GOAL: Retype all of the data exactly as given.

MATERIAL:
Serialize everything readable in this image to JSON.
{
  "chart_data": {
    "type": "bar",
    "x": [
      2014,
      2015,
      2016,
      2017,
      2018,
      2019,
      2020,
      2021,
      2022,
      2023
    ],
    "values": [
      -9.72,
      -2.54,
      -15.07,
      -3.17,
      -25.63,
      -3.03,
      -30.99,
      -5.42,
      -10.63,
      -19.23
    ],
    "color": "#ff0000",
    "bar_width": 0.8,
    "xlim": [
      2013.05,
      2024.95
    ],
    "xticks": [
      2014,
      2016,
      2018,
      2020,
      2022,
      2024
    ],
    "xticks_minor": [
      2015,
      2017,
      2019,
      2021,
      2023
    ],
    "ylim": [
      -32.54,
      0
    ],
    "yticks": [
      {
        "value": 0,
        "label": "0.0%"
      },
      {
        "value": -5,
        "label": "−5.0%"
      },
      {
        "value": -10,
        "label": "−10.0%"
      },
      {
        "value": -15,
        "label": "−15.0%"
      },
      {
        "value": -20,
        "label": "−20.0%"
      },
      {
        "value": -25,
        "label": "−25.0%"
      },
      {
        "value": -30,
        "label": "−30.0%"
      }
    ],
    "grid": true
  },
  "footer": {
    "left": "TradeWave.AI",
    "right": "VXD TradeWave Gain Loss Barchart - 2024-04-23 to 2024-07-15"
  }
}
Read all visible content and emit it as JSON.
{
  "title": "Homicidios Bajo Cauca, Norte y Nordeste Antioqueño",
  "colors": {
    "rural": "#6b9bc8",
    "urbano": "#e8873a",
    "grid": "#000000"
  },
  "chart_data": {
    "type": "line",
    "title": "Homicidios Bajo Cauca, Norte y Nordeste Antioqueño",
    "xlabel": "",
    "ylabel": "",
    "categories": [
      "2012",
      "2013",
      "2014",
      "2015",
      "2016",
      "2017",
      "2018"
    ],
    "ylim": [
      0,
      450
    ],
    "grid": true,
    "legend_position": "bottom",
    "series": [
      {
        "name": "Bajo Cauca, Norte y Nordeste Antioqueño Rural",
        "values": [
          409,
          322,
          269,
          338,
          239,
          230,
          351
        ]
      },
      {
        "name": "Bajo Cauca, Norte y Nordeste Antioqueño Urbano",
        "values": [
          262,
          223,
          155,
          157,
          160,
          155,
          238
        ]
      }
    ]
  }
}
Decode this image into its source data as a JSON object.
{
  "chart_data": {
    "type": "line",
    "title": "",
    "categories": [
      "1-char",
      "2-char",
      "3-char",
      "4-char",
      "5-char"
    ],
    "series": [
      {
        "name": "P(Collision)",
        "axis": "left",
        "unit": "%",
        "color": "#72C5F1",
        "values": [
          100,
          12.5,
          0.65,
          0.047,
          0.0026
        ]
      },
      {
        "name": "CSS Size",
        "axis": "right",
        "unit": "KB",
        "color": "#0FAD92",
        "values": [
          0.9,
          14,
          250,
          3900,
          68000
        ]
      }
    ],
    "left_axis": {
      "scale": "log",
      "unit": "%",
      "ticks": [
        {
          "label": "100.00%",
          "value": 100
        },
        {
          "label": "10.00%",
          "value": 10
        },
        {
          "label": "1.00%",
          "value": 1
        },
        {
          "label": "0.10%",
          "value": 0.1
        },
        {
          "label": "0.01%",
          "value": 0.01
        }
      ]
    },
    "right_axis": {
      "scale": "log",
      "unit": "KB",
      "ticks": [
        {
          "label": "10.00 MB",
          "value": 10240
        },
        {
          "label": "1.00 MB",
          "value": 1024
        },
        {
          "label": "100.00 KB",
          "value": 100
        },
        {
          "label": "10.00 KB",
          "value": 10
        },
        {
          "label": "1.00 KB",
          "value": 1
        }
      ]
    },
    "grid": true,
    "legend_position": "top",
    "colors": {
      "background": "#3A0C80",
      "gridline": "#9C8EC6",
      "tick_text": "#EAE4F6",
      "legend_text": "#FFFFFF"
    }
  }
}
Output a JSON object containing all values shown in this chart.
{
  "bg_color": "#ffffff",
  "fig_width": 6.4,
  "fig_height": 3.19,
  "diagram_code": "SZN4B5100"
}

FULL SOLUTION:
Serialize everything readable in this image to JSON.
{
  "chart_data": {
    "type": "bar",
    "x": [
      2014,
      2015,
      2016,
      2017,
      2018,
      2019,
      2020,
      2021,
      2022,
      2023
    ],
    "values": [
      -9.72,
      -2.54,
      -15.07,
      -3.17,
      -25.63,
      -3.03,
      -30.99,
      -5.42,
      -10.63,
      -19.23
    ],
    "color": "#ff0000",
    "bar_width": 0.8,
    "xlim": [
      2013.05,
      2024.95
    ],
    "xticks": [
      2014,
      2016,
      2018,
      2020,
      2022,
      2024
    ],
    "xticks_minor": [
      2015,
      2017,
      2019,
      2021,
      2023
    ],
    "ylim": [
      -32.54,
      0
    ],
    "yticks": [
      {
        "value": 0,
        "label": "0.0%"
      },
      {
        "value": -5,
        "label": "−5.0%"
      },
      {
        "value": -10,
        "label": "−10.0%"
      },
      {
        "value": -15,
        "label": "−15.0%"
      },
      {
        "value": -20,
        "label": "−20.0%"
      },
      {
        "value": -25,
        "label": "−25.0%"
      },
      {
        "value": -30,
        "label": "−30.0%"
      }
    ],
    "grid": true
  },
  "footer": {
    "left": "TradeWave.AI",
    "right": "VXD TradeWave Gain Loss Barchart - 2024-04-23 to 2024-07-15"
  }
}
Read all visible content and emit it as JSON.
{
  "title": "Homicidios Bajo Cauca, Norte y Nordeste Antioqueño",
  "colors": {
    "rural": "#6b9bc8",
    "urbano": "#e8873a",
    "grid": "#000000"
  },
  "chart_data": {
    "type": "line",
    "title": "Homicidios Bajo Cauca, Norte y Nordeste Antioqueño",
    "xlabel": "",
    "ylabel": "",
    "categories": [
      "2012",
      "2013",
      "2014",
      "2015",
      "2016",
      "2017",
      "2018"
    ],
    "ylim": [
      0,
      450
    ],
    "grid": true,
    "legend_position": "bottom",
    "series": [
      {
        "name": "Bajo Cauca, Norte y Nordeste Antioqueño Rural",
        "values": [
          409,
          322,
          269,
          338,
          239,
          230,
          351
        ]
      },
      {
        "name": "Bajo Cauca, Norte y Nordeste Antioqueño Urbano",
        "values": [
          262,
          223,
          155,
          157,
          160,
          155,
          238
        ]
      }
    ]
  }
}
Decode this image into its source data as a JSON object.
{
  "chart_data": {
    "type": "line",
    "title": "",
    "categories": [
      "1-char",
      "2-char",
      "3-char",
      "4-char",
      "5-char"
    ],
    "series": [
      {
        "name": "P(Collision)",
        "axis": "left",
        "unit": "%",
        "color": "#72C5F1",
        "values": [
          100,
          12.5,
          0.65,
          0.047,
          0.0026
        ]
      },
      {
        "name": "CSS Size",
        "axis": "right",
        "unit": "KB",
        "color": "#0FAD92",
        "values": [
          0.9,
          14,
          250,
          3900,
          68000
        ]
      }
    ],
    "left_axis": {
      "scale": "log",
      "unit": "%",
      "ticks": [
        {
          "label": "100.00%",
          "value": 100
        },
        {
          "label": "10.00%",
          "value": 10
        },
        {
          "label": "1.00%",
          "value": 1
        },
        {
          "label": "0.10%",
          "value": 0.1
        },
        {
          "label": "0.01%",
          "value": 0.01
        }
      ]
    },
    "right_axis": {
      "scale": "log",
      "unit": "KB",
      "ticks": [
        {
          "label": "10.00 MB",
          "value": 10240
        },
        {
          "label": "1.00 MB",
          "value": 1024
        },
        {
          "label": "100.00 KB",
          "value": 100
        },
        {
          "label": "10.00 KB",
          "value": 10
        },
        {
          "label": "1.00 KB",
          "value": 1
        }
      ]
    },
    "grid": true,
    "legend_position": "top",
    "colors": {
      "background": "#3A0C80",
      "gridline": "#9C8EC6",
      "tick_text": "#EAE4F6",
      "legend_text": "#FFFFFF"
    }
  }
}
Output a JSON object containing all values shown in this chart.
{
  "bg_color": "#ffffff",
  "fig_width": 6.4,
  "fig_height": 3.19,
  "diagram_code": "SZN4B5100"
}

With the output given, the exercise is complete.